SUPPLIED RECORDS.
::::

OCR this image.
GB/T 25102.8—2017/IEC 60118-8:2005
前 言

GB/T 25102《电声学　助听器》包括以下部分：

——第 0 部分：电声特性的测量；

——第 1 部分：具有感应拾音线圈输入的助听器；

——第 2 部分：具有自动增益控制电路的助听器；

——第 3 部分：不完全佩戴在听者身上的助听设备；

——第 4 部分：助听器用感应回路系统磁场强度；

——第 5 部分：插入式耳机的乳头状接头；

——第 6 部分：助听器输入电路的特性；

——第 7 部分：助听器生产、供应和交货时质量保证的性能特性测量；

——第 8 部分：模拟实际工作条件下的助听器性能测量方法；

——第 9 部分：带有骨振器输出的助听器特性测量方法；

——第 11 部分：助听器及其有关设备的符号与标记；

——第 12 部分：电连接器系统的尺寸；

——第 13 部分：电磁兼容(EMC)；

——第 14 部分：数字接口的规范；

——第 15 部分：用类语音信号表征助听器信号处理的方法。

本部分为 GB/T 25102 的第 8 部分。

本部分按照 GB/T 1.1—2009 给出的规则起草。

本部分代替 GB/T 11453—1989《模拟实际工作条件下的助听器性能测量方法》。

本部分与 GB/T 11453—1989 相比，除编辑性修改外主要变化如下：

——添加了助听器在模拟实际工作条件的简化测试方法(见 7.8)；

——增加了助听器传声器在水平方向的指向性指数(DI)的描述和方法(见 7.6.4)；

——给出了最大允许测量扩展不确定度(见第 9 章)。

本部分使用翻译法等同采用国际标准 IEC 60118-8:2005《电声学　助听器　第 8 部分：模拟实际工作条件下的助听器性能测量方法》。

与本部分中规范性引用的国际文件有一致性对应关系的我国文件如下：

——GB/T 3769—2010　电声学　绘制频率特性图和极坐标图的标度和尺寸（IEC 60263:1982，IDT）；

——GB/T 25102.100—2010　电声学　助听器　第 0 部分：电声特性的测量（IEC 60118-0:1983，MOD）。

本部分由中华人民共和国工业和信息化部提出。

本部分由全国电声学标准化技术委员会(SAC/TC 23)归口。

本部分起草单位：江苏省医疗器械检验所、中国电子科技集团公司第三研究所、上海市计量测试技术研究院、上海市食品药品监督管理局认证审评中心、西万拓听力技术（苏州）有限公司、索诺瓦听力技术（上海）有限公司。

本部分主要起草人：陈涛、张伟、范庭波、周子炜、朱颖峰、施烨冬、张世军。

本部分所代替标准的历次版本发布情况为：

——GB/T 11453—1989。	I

::::

WORK TO BE COMPLETED. Each entry above needs to be retyped exactly.

TASK SOLUTION.
OCR this image.
GB/T 25102.8—2017/IEC 60118-8:2005
前 言

GB/T 25102《电声学　助听器》包括以下部分：

——第 0 部分：电声特性的测量；

——第 1 部分：具有感应拾音线圈输入的助听器；

——第 2 部分：具有自动增益控制电路的助听器；

——第 3 部分：不完全佩戴在听者身上的助听设备；

——第 4 部分：助听器用感应回路系统磁场强度；

——第 5 部分：插入式耳机的乳头状接头；

——第 6 部分：助听器输入电路的特性；

——第 7 部分：助听器生产、供应和交货时质量保证的性能特性测量；

——第 8 部分：模拟实际工作条件下的助听器性能测量方法；

——第 9 部分：带有骨振器输出的助听器特性测量方法；

——第 11 部分：助听器及其有关设备的符号与标记；

——第 12 部分：电连接器系统的尺寸；

——第 13 部分：电磁兼容(EMC)；

——第 14 部分：数字接口的规范；

——第 15 部分：用类语音信号表征助听器信号处理的方法。

本部分为 GB/T 25102 的第 8 部分。

本部分按照 GB/T 1.1—2009 给出的规则起草。

本部分代替 GB/T 11453—1989《模拟实际工作条件下的助听器性能测量方法》。

本部分与 GB/T 11453—1989 相比，除编辑性修改外主要变化如下：

——添加了助听器在模拟实际工作条件的简化测试方法(见 7.8)；

——增加了助听器传声器在水平方向的指向性指数(DI)的描述和方法(见 7.6.4)；

——给出了最大允许测量扩展不确定度(见第 9 章)。

本部分使用翻译法等同采用国际标准 IEC 60118-8:2005《电声学　助听器　第 8 部分：模拟实际工作条件下的助听器性能测量方法》。

与本部分中规范性引用的国际文件有一致性对应关系的我国文件如下：

——GB/T 3769—2010　电声学　绘制频率特性图和极坐标图的标度和尺寸（IEC 60263:1982，IDT）；

——GB/T 25102.100—2010　电声学　助听器　第 0 部分：电声特性的测量（IEC 60118-0:1983，MOD）。

本部分由中华人民共和国工业和信息化部提出。

本部分由全国电声学标准化技术委员会(SAC/TC 23)归口。

本部分起草单位：江苏省医疗器械检验所、中国电子科技集团公司第三研究所、上海市计量测试技术研究院、上海市食品药品监督管理局认证审评中心、西万拓听力技术（苏州）有限公司、索诺瓦听力技术（上海）有限公司。

本部分主要起草人：陈涛、张伟、范庭波、周子炜、朱颖峰、施烨冬、张世军。

本部分所代替标准的历次版本发布情况为：

——GB/T 11453—1989。	I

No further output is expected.